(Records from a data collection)
— start —

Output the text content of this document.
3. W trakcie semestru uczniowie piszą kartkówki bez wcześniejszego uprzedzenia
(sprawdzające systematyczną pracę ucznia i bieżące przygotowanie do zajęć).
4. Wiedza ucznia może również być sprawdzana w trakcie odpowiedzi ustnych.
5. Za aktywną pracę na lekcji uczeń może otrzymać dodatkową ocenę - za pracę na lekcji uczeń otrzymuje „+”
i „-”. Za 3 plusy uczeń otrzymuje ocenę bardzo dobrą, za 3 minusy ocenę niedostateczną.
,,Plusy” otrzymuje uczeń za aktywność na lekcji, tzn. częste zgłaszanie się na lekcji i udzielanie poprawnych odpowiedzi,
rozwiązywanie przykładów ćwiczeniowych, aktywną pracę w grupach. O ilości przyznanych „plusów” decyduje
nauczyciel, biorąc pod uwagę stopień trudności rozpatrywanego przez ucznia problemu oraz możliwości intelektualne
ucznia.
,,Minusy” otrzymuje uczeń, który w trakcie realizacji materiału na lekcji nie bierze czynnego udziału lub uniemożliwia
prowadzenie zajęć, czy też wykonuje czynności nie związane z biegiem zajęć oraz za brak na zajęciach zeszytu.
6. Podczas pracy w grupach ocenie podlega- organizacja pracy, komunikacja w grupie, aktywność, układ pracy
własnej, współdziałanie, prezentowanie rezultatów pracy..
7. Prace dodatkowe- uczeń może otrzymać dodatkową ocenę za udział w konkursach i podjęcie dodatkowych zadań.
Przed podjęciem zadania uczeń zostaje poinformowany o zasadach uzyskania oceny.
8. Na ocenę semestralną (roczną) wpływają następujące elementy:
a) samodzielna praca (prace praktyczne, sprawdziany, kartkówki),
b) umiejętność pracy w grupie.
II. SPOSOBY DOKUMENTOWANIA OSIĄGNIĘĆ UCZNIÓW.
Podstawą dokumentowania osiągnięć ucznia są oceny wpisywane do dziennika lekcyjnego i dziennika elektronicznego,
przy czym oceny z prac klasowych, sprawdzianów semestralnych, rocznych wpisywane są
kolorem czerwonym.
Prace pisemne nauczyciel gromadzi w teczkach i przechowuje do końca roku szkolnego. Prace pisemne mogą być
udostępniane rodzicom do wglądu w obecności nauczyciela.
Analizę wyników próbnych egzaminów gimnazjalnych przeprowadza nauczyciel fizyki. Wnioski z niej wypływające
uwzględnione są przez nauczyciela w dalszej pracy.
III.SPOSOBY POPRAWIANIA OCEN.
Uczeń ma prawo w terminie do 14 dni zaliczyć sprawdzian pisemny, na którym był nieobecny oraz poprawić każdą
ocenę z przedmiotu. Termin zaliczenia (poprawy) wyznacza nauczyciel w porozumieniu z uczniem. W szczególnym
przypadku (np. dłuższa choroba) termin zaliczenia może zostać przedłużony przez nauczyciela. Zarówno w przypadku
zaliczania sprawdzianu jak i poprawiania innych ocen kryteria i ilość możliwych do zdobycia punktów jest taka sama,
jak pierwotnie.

— end —

## WHAT IS EXPECTED
Reproduce the material precisely, including every line.

## FULL OUTPUT
Output the text content of this document.
3. W trakcie semestru uczniowie piszą kartkówki bez wcześniejszego uprzedzenia
(sprawdzające systematyczną pracę ucznia i bieżące przygotowanie do zajęć).
4. Wiedza ucznia może również być sprawdzana w trakcie odpowiedzi ustnych.
5. Za aktywną pracę na lekcji uczeń może otrzymać dodatkową ocenę - za pracę na lekcji uczeń otrzymuje „+”
i „-”. Za 3 plusy uczeń otrzymuje ocenę bardzo dobrą, za 3 minusy ocenę niedostateczną.
,,Plusy” otrzymuje uczeń za aktywność na lekcji, tzn. częste zgłaszanie się na lekcji i udzielanie poprawnych odpowiedzi,
rozwiązywanie przykładów ćwiczeniowych, aktywną pracę w grupach. O ilości przyznanych „plusów” decyduje
nauczyciel, biorąc pod uwagę stopień trudności rozpatrywanego przez ucznia problemu oraz możliwości intelektualne
ucznia.
,,Minusy” otrzymuje uczeń, który w trakcie realizacji materiału na lekcji nie bierze czynnego udziału lub uniemożliwia
prowadzenie zajęć, czy też wykonuje czynności nie związane z biegiem zajęć oraz za brak na zajęciach zeszytu.
6. Podczas pracy w grupach ocenie podlega- organizacja pracy, komunikacja w grupie, aktywność, układ pracy
własnej, współdziałanie, prezentowanie rezultatów pracy..
7. Prace dodatkowe- uczeń może otrzymać dodatkową ocenę za udział w konkursach i podjęcie dodatkowych zadań.
Przed podjęciem zadania uczeń zostaje poinformowany o zasadach uzyskania oceny.
8. Na ocenę semestralną (roczną) wpływają następujące elementy:
a) samodzielna praca (prace praktyczne, sprawdziany, kartkówki),
b) umiejętność pracy w grupie.
II. SPOSOBY DOKUMENTOWANIA OSIĄGNIĘĆ UCZNIÓW.
Podstawą dokumentowania osiągnięć ucznia są oceny wpisywane do dziennika lekcyjnego i dziennika elektronicznego,
przy czym oceny z prac klasowych, sprawdzianów semestralnych, rocznych wpisywane są
kolorem czerwonym.
Prace pisemne nauczyciel gromadzi w teczkach i przechowuje do końca roku szkolnego. Prace pisemne mogą być
udostępniane rodzicom do wglądu w obecności nauczyciela.
Analizę wyników próbnych egzaminów gimnazjalnych przeprowadza nauczyciel fizyki. Wnioski z niej wypływające
uwzględnione są przez nauczyciela w dalszej pracy.
III.SPOSOBY POPRAWIANIA OCEN.
Uczeń ma prawo w terminie do 14 dni zaliczyć sprawdzian pisemny, na którym był nieobecny oraz poprawić każdą
ocenę z przedmiotu. Termin zaliczenia (poprawy) wyznacza nauczyciel w porozumieniu z uczniem. W szczególnym
przypadku (np. dłuższa choroba) termin zaliczenia może zostać przedłużony przez nauczyciela. Zarówno w przypadku
zaliczania sprawdzianu jak i poprawiania innych ocen kryteria i ilość możliwych do zdobycia punktów jest taka sama,
jak pierwotnie.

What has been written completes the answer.